RECORDS SUPPLIED -
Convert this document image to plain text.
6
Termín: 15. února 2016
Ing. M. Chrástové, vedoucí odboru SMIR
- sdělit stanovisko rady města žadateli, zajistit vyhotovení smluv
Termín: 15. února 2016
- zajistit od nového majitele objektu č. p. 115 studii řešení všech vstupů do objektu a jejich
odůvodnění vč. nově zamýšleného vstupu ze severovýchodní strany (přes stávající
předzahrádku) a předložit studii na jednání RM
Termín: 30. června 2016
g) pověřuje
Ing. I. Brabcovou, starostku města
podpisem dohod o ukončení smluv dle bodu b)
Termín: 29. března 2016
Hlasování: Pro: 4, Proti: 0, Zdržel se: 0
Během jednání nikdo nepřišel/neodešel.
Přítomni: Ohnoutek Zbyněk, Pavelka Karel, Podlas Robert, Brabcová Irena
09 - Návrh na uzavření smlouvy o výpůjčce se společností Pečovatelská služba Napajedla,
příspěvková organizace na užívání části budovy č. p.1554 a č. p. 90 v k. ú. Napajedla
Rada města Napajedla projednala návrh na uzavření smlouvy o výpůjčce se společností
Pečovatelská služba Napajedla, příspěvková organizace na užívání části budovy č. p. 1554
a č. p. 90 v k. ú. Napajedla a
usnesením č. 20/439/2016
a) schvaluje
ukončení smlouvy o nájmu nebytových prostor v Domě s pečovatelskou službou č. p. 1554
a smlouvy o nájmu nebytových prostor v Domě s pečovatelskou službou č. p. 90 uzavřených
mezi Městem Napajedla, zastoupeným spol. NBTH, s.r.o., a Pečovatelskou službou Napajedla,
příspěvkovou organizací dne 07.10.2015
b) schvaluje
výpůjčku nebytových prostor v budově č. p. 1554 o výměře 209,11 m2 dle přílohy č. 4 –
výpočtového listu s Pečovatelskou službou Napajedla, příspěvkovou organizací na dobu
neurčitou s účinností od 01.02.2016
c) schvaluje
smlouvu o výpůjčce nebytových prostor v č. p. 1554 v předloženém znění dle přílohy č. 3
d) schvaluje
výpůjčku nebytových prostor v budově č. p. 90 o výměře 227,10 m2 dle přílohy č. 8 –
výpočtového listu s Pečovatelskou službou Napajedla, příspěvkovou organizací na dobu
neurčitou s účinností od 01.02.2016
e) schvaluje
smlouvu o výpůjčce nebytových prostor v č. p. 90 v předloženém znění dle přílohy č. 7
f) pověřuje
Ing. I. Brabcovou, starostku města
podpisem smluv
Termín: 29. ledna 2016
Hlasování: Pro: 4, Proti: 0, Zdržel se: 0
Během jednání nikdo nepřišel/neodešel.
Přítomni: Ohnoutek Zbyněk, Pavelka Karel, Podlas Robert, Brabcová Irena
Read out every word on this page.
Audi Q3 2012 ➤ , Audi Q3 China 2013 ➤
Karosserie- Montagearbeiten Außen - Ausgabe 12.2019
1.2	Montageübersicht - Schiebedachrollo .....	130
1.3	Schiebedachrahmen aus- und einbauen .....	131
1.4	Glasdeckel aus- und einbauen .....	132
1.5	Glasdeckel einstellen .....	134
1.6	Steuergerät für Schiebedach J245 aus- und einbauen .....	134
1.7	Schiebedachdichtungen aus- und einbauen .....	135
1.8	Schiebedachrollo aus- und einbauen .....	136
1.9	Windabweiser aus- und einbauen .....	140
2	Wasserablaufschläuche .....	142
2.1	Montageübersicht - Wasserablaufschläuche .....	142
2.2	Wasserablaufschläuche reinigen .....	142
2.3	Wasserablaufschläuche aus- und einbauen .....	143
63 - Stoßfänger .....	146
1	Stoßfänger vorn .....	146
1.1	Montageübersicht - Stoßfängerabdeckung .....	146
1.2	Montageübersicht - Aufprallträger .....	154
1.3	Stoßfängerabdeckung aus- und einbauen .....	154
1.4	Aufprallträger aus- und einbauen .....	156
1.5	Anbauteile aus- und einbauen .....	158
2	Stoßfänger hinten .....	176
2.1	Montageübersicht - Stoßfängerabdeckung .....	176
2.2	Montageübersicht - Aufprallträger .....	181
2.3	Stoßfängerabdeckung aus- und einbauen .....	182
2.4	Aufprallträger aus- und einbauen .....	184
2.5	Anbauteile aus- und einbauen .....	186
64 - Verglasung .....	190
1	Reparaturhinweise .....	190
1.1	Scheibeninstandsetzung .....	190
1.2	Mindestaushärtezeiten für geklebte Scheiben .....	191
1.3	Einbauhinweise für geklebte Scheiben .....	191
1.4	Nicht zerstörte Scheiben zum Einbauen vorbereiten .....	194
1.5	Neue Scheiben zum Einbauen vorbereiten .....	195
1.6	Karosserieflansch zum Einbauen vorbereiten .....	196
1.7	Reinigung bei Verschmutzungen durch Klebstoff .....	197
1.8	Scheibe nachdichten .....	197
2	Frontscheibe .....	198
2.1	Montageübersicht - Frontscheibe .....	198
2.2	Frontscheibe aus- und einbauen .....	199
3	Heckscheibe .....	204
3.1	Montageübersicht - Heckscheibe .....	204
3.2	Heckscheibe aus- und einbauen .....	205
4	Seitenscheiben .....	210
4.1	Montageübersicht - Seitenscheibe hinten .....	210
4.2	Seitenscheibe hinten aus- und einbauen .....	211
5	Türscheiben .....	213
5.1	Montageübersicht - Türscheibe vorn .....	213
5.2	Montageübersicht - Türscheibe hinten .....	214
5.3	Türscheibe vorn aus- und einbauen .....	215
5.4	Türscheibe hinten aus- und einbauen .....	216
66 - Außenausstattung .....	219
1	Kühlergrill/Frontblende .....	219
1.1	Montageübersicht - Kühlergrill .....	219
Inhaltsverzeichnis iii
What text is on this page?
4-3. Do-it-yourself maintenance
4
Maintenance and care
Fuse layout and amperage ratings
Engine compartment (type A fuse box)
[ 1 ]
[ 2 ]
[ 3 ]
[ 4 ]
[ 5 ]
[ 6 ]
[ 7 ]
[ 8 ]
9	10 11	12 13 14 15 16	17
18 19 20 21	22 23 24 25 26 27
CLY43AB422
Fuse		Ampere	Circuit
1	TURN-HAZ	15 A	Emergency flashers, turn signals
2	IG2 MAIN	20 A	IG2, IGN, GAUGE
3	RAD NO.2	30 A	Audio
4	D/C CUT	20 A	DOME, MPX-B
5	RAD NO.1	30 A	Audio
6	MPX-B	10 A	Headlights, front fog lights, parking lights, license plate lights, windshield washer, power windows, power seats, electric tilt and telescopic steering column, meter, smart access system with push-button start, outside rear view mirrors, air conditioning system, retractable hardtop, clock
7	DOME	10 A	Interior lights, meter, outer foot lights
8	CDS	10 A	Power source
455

TO BE DONE -
Which lines hold the word "prostor"? Return all of them from the records above.

OUTPUT OF THE EXERCISE -
ukončení smlouvy o nájmu nebytových prostor v Domě s pečovatelskou službou č. p. 1554
a smlouvy o nájmu nebytových prostor v Domě s pečovatelskou službou č. p. 90 uzavřených
výpůjčku nebytových prostor v budově č. p. 1554 o výměře 209,11 m2 dle přílohy č. 4 –
smlouvu o výpůjčce nebytových prostor v č. p. 1554 v předloženém znění dle přílohy č. 3
výpůjčku nebytových prostor v budově č. p. 90 o výměře 227,10 m2 dle přílohy č. 8 –
smlouvu o výpůjčce nebytových prostor v č. p. 90 v předloženém znění dle přílohy č. 7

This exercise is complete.